◆ Task instructions
Locate each line with the string "lune" in the listing below and copy it.

◆ Given entries
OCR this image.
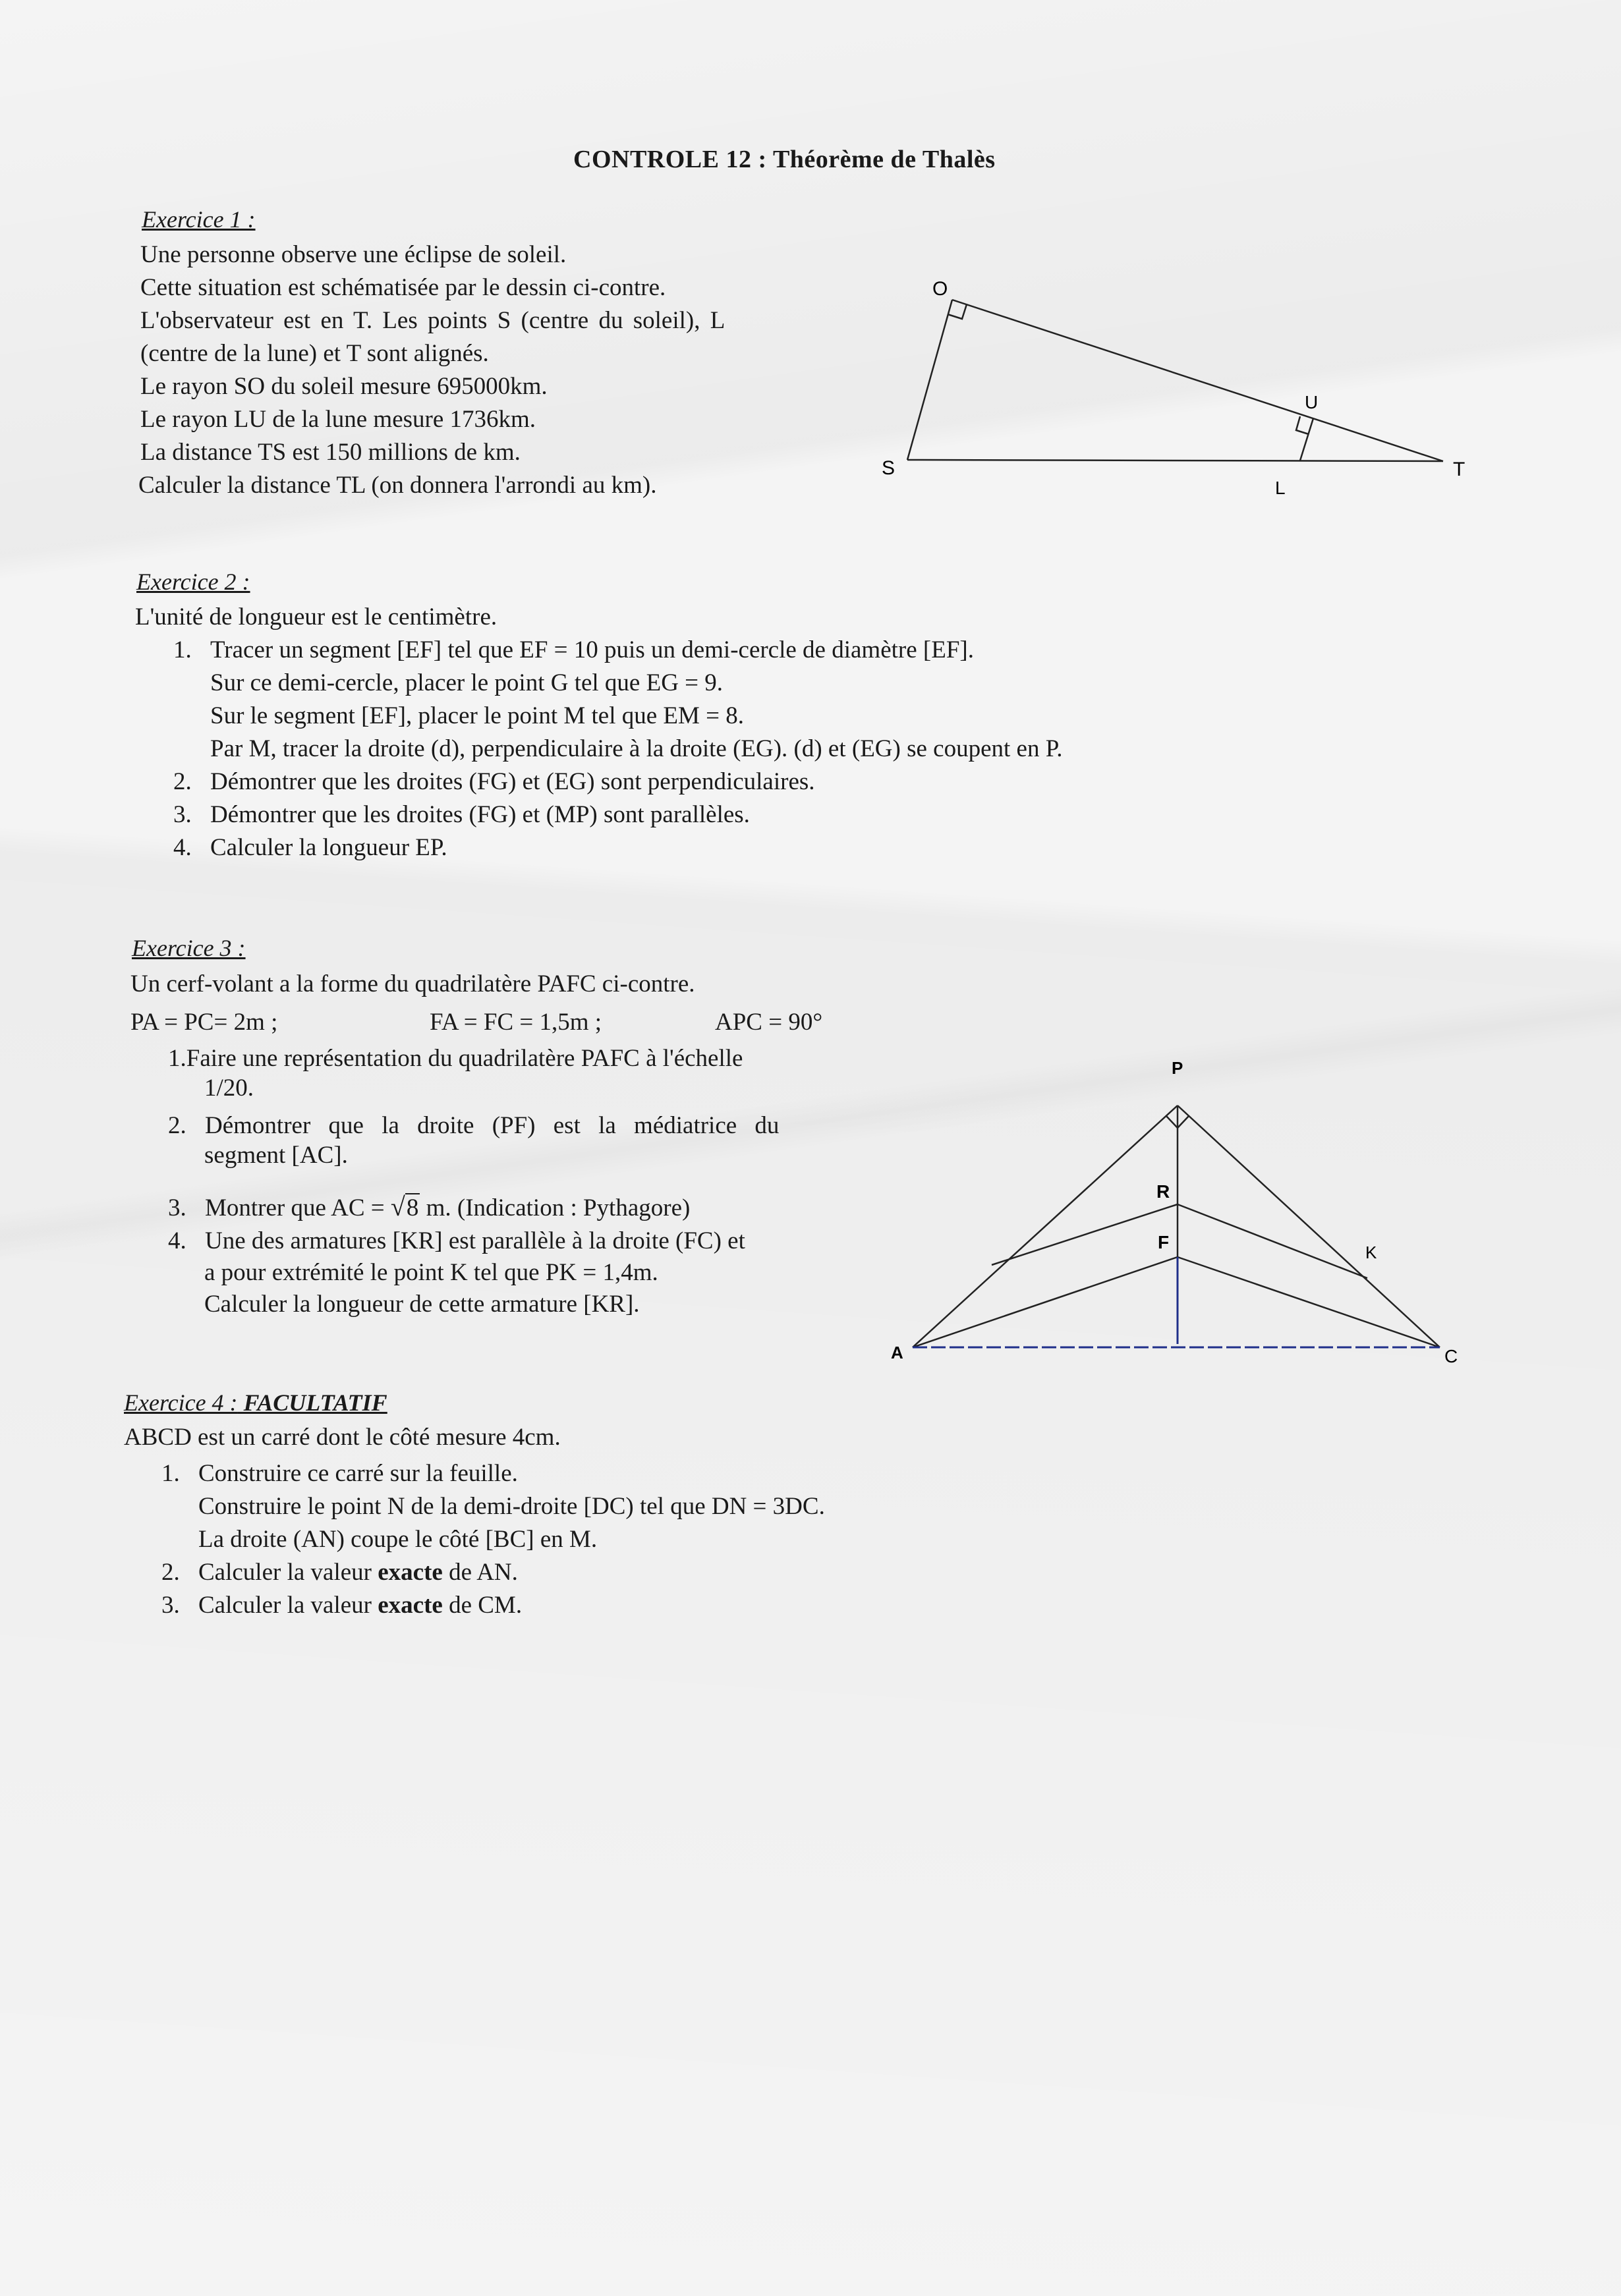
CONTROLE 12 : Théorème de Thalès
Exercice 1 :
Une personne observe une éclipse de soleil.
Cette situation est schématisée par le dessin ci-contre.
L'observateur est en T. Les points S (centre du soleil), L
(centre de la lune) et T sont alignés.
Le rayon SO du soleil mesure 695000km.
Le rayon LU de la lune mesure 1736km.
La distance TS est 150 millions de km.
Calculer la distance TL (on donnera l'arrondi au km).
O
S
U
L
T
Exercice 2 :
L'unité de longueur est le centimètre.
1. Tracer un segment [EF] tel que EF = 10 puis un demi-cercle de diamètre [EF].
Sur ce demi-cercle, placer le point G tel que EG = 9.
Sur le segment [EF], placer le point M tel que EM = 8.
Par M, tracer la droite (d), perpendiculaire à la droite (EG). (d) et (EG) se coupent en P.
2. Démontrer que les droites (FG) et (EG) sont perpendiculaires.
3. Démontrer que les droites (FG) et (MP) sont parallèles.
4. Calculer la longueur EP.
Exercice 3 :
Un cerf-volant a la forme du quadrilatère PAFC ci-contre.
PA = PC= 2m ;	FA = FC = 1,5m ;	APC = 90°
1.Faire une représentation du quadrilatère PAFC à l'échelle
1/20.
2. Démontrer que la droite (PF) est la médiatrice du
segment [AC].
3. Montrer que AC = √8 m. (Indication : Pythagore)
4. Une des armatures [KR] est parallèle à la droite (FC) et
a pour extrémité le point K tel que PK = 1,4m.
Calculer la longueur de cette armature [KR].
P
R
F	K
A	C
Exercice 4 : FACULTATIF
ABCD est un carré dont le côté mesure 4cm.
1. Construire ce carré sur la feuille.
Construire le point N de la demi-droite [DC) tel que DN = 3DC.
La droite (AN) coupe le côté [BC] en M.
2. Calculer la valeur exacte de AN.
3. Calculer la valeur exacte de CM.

--

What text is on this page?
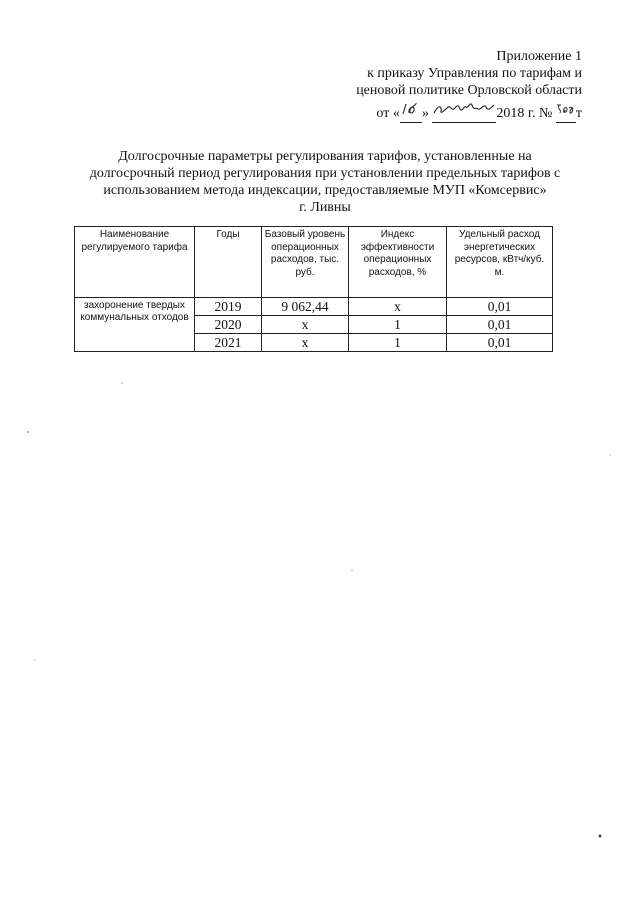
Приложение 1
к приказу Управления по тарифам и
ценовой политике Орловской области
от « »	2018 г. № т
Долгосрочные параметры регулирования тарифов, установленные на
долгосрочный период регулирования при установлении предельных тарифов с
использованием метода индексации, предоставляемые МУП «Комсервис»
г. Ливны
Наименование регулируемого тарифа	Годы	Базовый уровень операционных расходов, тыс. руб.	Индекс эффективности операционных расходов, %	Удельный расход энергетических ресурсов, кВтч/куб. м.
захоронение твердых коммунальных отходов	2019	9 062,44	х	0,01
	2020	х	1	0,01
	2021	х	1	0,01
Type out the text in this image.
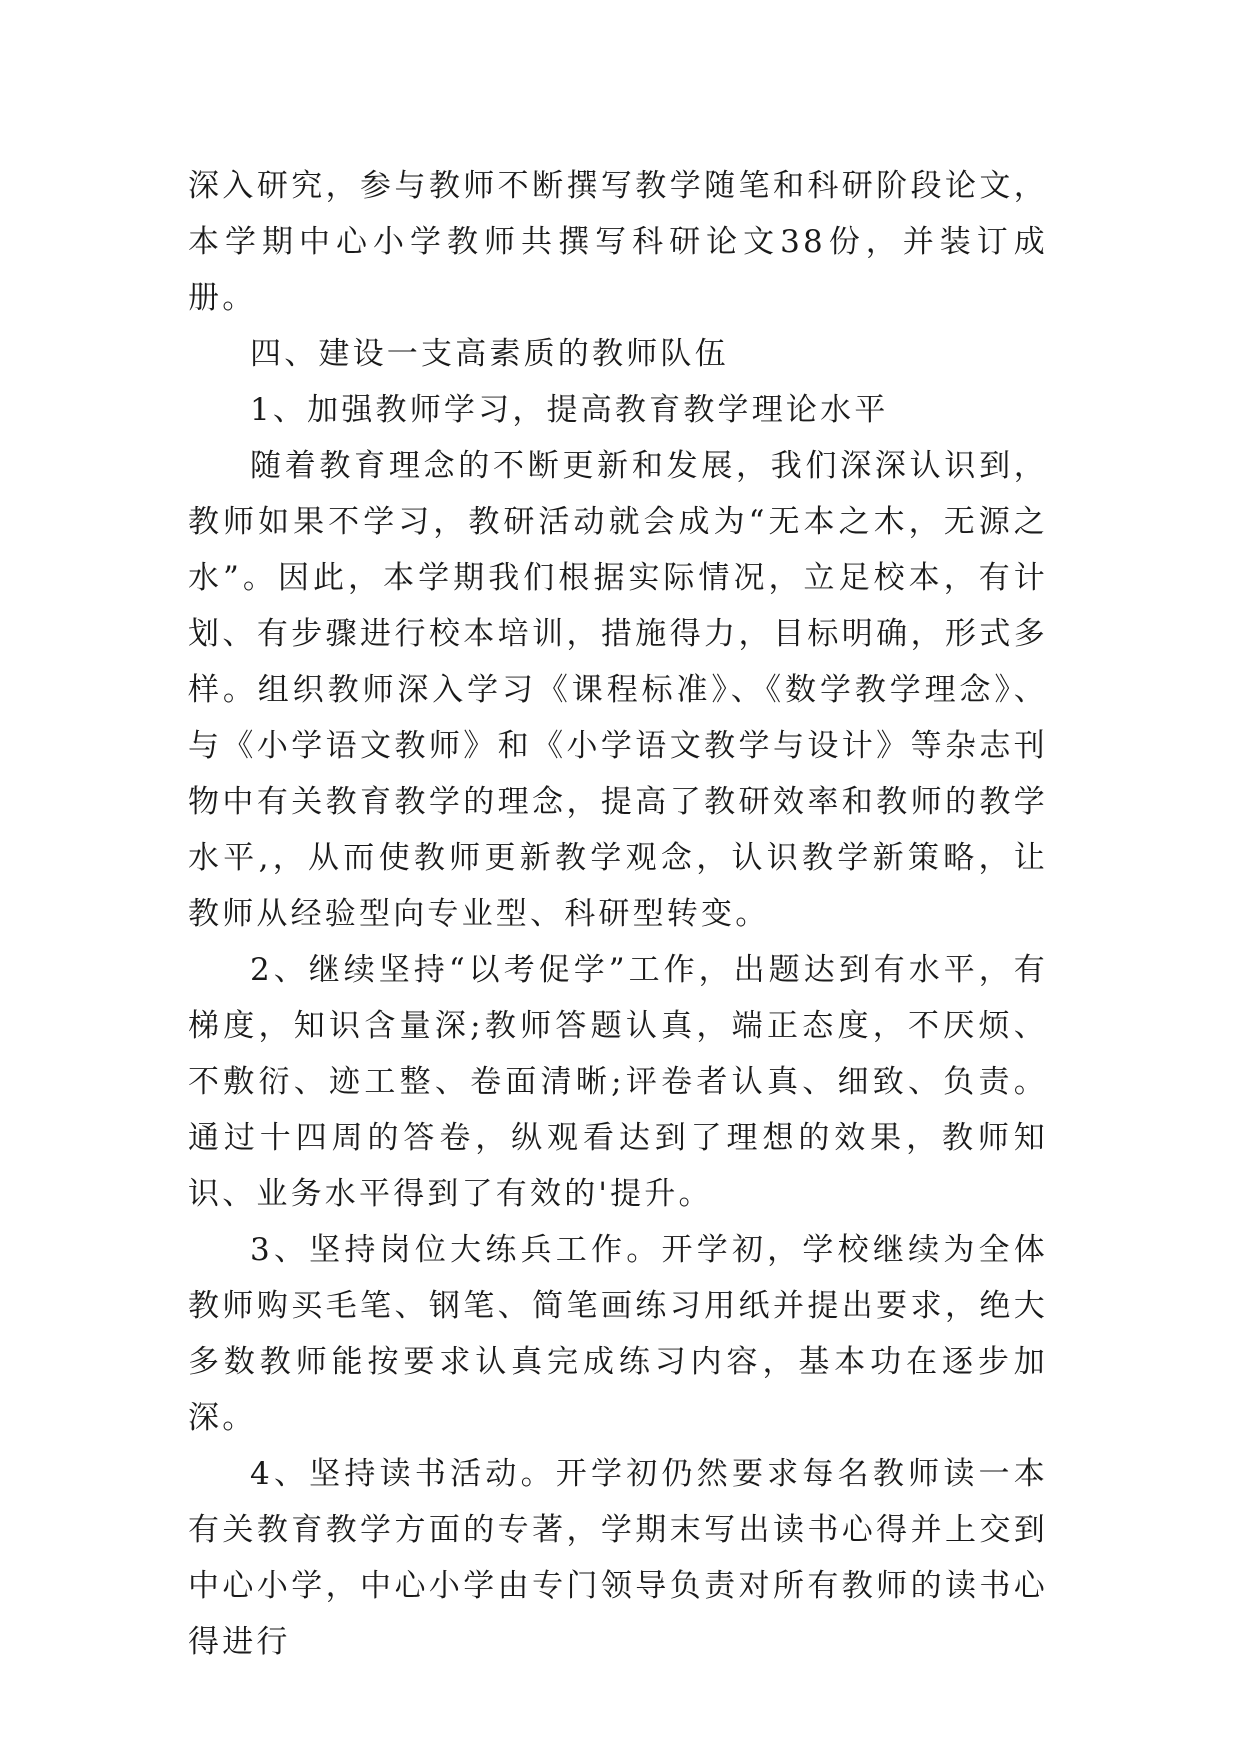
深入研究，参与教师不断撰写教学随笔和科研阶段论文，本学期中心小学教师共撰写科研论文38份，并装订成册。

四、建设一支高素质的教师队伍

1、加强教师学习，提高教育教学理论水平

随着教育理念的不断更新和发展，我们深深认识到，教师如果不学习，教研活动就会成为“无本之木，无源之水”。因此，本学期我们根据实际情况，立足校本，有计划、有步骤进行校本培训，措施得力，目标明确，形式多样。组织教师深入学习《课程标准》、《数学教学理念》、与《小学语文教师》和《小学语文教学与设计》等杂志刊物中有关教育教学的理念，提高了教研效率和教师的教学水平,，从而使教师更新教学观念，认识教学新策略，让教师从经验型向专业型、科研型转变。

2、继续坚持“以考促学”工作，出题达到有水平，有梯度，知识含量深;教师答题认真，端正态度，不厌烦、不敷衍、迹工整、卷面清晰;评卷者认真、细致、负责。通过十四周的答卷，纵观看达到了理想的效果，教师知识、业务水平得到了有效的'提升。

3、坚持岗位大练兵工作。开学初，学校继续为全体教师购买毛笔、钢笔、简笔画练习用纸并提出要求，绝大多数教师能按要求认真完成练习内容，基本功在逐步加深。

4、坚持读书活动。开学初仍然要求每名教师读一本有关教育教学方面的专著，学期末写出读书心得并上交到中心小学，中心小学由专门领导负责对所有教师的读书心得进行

==

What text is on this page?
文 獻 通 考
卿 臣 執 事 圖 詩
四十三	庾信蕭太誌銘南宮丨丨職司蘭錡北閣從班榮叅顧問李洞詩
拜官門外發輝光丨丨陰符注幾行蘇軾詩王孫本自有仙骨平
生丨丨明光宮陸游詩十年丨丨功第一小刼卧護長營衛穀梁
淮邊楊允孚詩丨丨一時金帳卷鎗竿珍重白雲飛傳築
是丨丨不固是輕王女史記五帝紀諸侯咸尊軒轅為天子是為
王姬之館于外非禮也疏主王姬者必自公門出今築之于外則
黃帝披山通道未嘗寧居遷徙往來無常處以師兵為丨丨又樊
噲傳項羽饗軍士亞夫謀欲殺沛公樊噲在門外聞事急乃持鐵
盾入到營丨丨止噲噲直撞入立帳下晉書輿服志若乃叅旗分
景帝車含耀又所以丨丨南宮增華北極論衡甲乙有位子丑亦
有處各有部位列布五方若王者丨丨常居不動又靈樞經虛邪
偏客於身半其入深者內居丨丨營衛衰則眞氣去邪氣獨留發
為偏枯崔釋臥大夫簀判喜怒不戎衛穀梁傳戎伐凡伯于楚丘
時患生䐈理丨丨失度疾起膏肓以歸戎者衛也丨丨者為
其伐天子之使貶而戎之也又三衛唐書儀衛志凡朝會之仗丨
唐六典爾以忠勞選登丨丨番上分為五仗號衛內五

◆ Solved problem
(centre de la lune) et T sont alignés.
Le rayon LU de la lune mesure 1736km.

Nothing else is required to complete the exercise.